___ Dataset records ___

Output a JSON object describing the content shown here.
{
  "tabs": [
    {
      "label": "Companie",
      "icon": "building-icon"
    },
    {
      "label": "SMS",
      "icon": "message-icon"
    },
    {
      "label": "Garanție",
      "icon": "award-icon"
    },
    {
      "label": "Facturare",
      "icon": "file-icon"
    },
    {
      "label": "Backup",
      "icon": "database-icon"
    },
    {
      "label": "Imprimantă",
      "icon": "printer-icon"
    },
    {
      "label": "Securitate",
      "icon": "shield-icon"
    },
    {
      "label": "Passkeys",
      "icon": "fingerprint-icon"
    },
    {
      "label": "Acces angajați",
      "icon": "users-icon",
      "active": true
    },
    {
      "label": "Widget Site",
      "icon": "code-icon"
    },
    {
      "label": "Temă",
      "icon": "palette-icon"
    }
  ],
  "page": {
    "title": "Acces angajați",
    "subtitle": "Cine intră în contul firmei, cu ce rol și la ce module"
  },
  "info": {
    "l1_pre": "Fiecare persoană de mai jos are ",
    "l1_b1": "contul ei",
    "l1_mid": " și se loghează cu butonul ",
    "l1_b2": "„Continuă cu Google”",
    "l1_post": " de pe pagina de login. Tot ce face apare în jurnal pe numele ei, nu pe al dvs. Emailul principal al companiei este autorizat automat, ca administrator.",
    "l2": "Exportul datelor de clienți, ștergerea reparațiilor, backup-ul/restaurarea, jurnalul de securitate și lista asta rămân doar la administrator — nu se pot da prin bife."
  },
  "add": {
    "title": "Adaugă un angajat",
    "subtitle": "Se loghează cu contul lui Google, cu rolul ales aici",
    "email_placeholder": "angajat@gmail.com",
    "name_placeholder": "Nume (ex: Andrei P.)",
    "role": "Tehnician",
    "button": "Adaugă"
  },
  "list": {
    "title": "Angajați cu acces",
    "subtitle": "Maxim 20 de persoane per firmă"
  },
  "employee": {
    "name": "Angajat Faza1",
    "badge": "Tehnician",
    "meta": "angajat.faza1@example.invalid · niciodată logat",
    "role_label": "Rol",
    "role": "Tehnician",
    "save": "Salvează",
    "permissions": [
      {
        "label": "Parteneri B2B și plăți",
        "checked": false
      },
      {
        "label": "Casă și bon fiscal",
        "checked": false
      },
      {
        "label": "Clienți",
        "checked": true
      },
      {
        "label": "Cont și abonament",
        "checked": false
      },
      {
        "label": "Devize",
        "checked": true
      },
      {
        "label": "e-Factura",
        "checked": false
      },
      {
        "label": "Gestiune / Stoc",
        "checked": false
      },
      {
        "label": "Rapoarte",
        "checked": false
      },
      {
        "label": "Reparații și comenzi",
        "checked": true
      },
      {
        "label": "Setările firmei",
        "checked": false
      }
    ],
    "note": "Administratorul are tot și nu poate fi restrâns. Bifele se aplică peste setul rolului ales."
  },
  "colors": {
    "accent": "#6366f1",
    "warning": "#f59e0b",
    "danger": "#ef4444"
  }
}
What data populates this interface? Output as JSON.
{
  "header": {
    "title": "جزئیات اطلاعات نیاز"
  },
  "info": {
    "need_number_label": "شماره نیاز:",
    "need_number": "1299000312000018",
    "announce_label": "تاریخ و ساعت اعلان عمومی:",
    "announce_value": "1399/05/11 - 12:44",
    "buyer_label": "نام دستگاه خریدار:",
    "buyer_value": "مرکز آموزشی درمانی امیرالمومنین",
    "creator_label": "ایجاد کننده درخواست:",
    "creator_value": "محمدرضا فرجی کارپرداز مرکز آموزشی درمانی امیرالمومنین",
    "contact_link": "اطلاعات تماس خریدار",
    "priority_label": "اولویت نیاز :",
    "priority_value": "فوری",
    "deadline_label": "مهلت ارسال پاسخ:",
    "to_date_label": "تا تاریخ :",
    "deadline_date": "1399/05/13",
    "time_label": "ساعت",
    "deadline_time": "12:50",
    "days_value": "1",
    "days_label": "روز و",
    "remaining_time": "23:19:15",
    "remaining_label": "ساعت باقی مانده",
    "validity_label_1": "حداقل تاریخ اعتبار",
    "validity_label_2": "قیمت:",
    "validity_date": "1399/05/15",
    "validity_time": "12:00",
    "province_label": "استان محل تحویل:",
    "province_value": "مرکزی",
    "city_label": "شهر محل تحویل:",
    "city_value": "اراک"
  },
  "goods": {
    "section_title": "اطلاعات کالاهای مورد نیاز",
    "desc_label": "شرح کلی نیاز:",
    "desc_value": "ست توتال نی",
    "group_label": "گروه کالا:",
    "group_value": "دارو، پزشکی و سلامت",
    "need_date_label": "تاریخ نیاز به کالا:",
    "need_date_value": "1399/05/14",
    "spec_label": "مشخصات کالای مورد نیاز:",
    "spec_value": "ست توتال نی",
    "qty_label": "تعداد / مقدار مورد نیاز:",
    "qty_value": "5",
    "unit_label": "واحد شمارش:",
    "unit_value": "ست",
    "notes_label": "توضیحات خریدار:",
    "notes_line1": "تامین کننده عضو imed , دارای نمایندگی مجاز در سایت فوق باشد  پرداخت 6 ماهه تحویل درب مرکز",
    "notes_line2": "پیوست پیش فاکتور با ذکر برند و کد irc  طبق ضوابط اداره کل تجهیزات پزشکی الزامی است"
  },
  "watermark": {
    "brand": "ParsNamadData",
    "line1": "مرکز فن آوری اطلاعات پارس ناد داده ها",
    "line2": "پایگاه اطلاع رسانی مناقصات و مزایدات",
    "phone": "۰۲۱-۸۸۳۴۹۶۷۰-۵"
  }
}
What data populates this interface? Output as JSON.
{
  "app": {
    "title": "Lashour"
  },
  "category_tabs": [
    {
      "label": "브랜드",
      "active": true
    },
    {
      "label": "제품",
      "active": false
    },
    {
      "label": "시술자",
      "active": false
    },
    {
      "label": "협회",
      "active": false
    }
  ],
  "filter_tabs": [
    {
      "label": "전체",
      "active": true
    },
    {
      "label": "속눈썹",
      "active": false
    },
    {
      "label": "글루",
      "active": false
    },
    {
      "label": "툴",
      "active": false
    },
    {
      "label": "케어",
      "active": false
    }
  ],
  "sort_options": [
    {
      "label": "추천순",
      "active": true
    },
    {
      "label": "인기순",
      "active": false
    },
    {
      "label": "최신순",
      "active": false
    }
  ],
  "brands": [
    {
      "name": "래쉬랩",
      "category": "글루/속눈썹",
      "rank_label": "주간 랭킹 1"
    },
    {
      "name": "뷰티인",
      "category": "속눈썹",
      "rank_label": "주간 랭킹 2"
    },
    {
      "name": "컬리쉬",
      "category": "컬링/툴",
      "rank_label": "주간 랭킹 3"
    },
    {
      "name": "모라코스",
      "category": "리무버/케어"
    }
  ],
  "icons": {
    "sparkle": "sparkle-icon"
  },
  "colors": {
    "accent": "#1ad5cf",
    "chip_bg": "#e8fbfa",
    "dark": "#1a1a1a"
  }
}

___

▶ **Aim of the task**: Sift through the entries and copy every line with "آموزشی".

▶ **Answer below**:
    "buyer_value": "مرکز آموزشی درمانی امیرالمومنین",
    "creator_value": "محمدرضا فرجی کارپرداز مرکز آموزشی درمانی امیرالمومنین",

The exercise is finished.